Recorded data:
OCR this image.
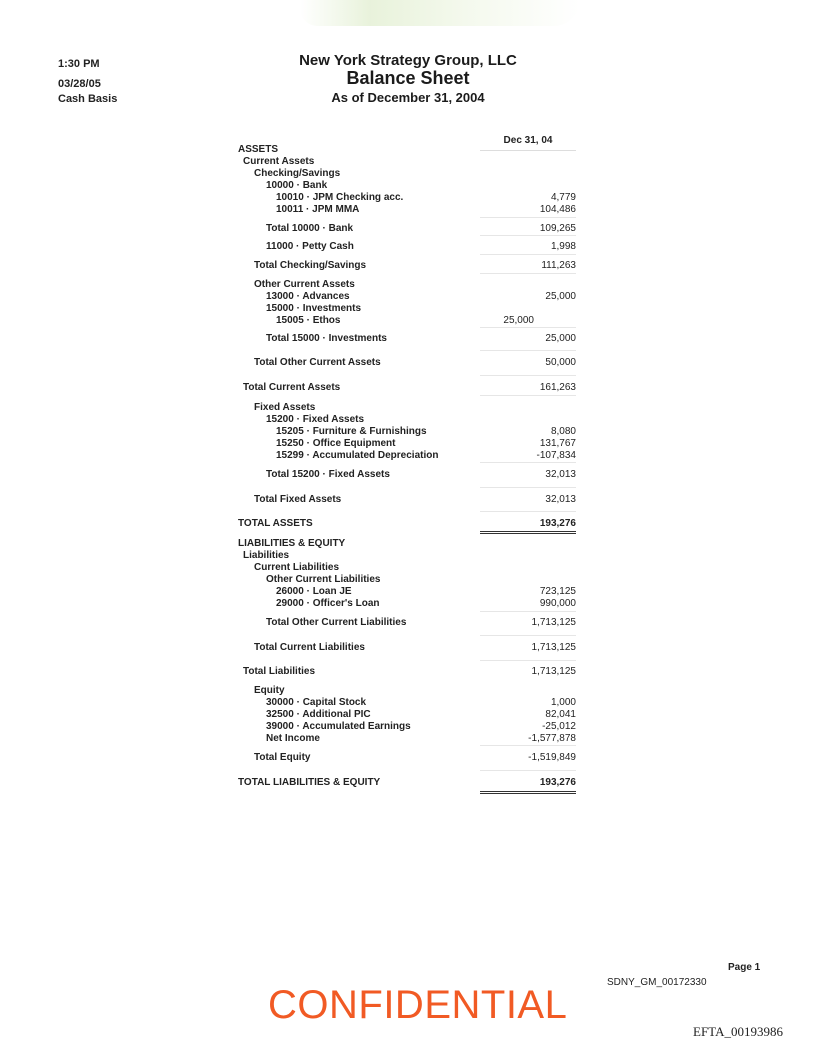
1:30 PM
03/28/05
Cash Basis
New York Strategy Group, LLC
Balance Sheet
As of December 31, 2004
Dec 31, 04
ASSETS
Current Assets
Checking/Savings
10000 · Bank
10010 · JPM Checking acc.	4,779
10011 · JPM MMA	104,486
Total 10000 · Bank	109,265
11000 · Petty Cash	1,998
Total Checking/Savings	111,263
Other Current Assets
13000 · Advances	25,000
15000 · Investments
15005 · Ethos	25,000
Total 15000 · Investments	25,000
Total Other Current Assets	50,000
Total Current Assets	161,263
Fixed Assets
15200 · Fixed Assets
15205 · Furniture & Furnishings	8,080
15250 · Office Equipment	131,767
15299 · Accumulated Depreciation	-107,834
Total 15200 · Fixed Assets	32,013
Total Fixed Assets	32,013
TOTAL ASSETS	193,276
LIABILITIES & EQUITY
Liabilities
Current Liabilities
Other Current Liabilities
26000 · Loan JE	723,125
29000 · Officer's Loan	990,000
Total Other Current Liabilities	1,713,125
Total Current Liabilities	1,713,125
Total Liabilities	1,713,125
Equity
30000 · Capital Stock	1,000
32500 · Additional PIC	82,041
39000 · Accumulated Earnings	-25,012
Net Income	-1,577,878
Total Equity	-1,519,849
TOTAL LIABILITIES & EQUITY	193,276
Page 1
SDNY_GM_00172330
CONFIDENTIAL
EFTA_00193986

■ **Instruction**
Repeat each record exactly, with the pictures left out.

■ **The answer**
OCR this image.
1:30 PM
03/28/05
Cash Basis
New York Strategy Group, LLC
Balance Sheet
As of December 31, 2004
Dec 31, 04
ASSETS
Current Assets
Checking/Savings
10000 · Bank
10010 · JPM Checking acc.	4,779
10011 · JPM MMA	104,486
Total 10000 · Bank	109,265
11000 · Petty Cash	1,998
Total Checking/Savings	111,263
Other Current Assets
13000 · Advances	25,000
15000 · Investments
15005 · Ethos	25,000
Total 15000 · Investments	25,000
Total Other Current Assets	50,000
Total Current Assets	161,263
Fixed Assets
15200 · Fixed Assets
15205 · Furniture & Furnishings	8,080
15250 · Office Equipment	131,767
15299 · Accumulated Depreciation	-107,834
Total 15200 · Fixed Assets	32,013
Total Fixed Assets	32,013
TOTAL ASSETS	193,276
LIABILITIES & EQUITY
Liabilities
Current Liabilities
Other Current Liabilities
26000 · Loan JE	723,125
29000 · Officer's Loan	990,000
Total Other Current Liabilities	1,713,125
Total Current Liabilities	1,713,125
Total Liabilities	1,713,125
Equity
30000 · Capital Stock	1,000
32500 · Additional PIC	82,041
39000 · Accumulated Earnings	-25,012
Net Income	-1,577,878
Total Equity	-1,519,849
TOTAL LIABILITIES & EQUITY	193,276
Page 1
SDNY_GM_00172330
CONFIDENTIAL
EFTA_00193986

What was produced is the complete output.